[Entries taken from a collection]
|---|
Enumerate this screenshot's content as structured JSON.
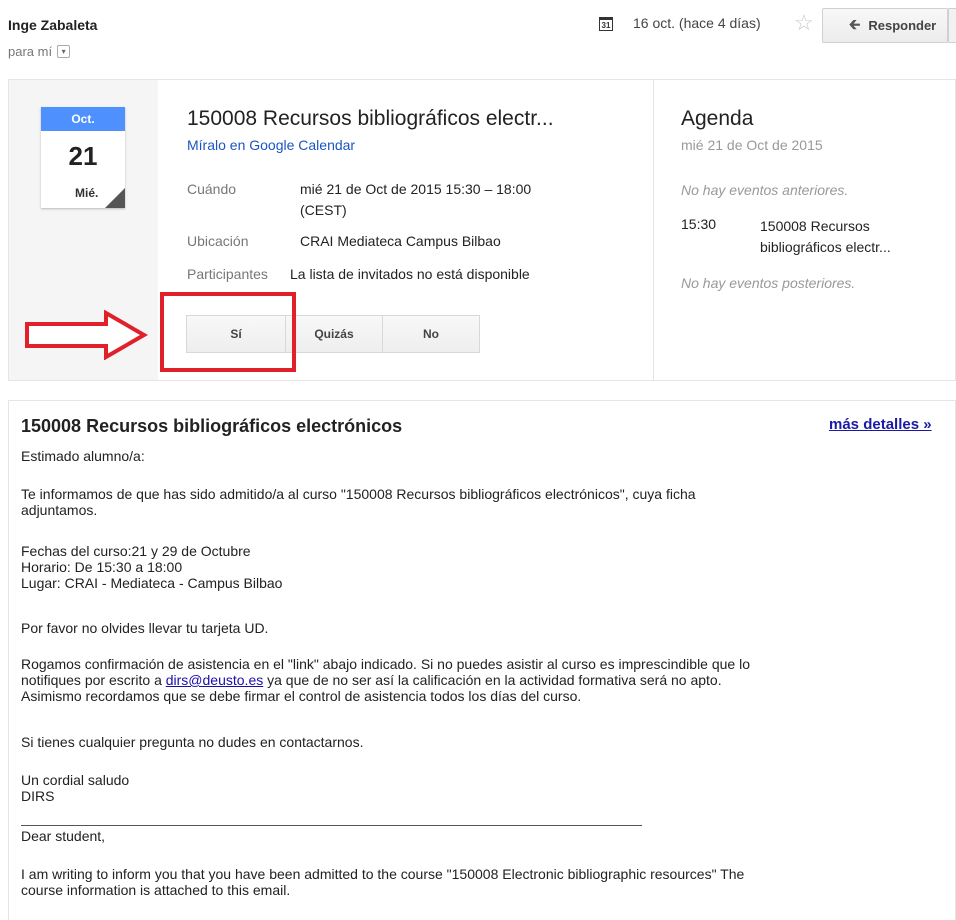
{
  "header": {
    "sender": "Inge Zabaleta",
    "to": "para mí",
    "calendar_icon_text": "31",
    "date": "16 oct. (hace 4 días)",
    "reply_label": "Responder"
  },
  "invite": {
    "calendar_month": "Oct.",
    "calendar_day": "21",
    "calendar_weekday": "Mié.",
    "title": "150008 Recursos bibliográficos electr...",
    "calendar_link": "Míralo en Google Calendar",
    "when_label": "Cuándo",
    "when_line1": "mié 21 de Oct de 2015 15:30 – 18:00",
    "when_line2": "(CEST)",
    "where_label": "Ubicación",
    "where_value": "CRAI Mediateca Campus Bilbao",
    "attendees_label": "Participantes",
    "attendees_value": "La lista de invitados no está disponible",
    "rsvp": {
      "yes": "Sí",
      "maybe": "Quizás",
      "no": "No"
    }
  },
  "agenda": {
    "title": "Agenda",
    "date": "mié 21 de Oct de 2015",
    "no_prior": "No hay eventos anteriores.",
    "event_time": "15:30",
    "event_line1": "150008 Recursos",
    "event_line2": "bibliográficos electr...",
    "no_after": "No hay eventos posteriores."
  },
  "body": {
    "title": "150008 Recursos bibliográficos electrónicos",
    "more_details": "más detalles »",
    "greeting": "Estimado alumno/a:",
    "p1_line1": "Te informamos de que has sido admitido/a al curso \"150008 Recursos bibliográficos electrónicos\", cuya ficha",
    "p1_line2": "adjuntamos.",
    "dates": "Fechas del curso:21 y 29 de Octubre",
    "schedule": "Horario: De 15:30 a 18:00",
    "place": "Lugar: CRAI - Mediateca - Campus Bilbao",
    "reminder": "Por favor no olvides llevar tu tarjeta UD.",
    "p2_line1": "Rogamos confirmación de asistencia en el  \"link\" abajo indicado. Si no puedes asistir al curso es imprescindible que lo",
    "p2_line2_pre": "notifiques por escrito a ",
    "p2_email": "dirs@deusto.es",
    "p2_line2_post": " ya que de no ser así la calificación en la actividad formativa será no apto.",
    "p2_line3": "Asimismo recordamos que se debe firmar el control de asistencia todos los días del curso.",
    "questions": "Si tienes cualquier pregunta no dudes en contactarnos.",
    "closing": "Un cordial saludo",
    "signature": "DIRS",
    "en_greeting": "Dear student,",
    "en_line1": "I am writing to inform you that you have been admitted to the course  \"150008 Electronic bibliographic resources\" The",
    "en_line2": "course information is attached to this email."
  },
  "colors": {
    "highlight": "#e0202a",
    "calendar_blue": "#4d90fe",
    "link_blue": "#1a55c2"
  }
}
|---|
THE REQUEST. Extract all lines that hold the word "course".

COMPLETE RESPONSE.
    "en_line1": "I am writing to inform you that you have been admitted to the course  \"150008 Electronic bibliographic resources\" The",
    "en_line2": "course information is attached to this email."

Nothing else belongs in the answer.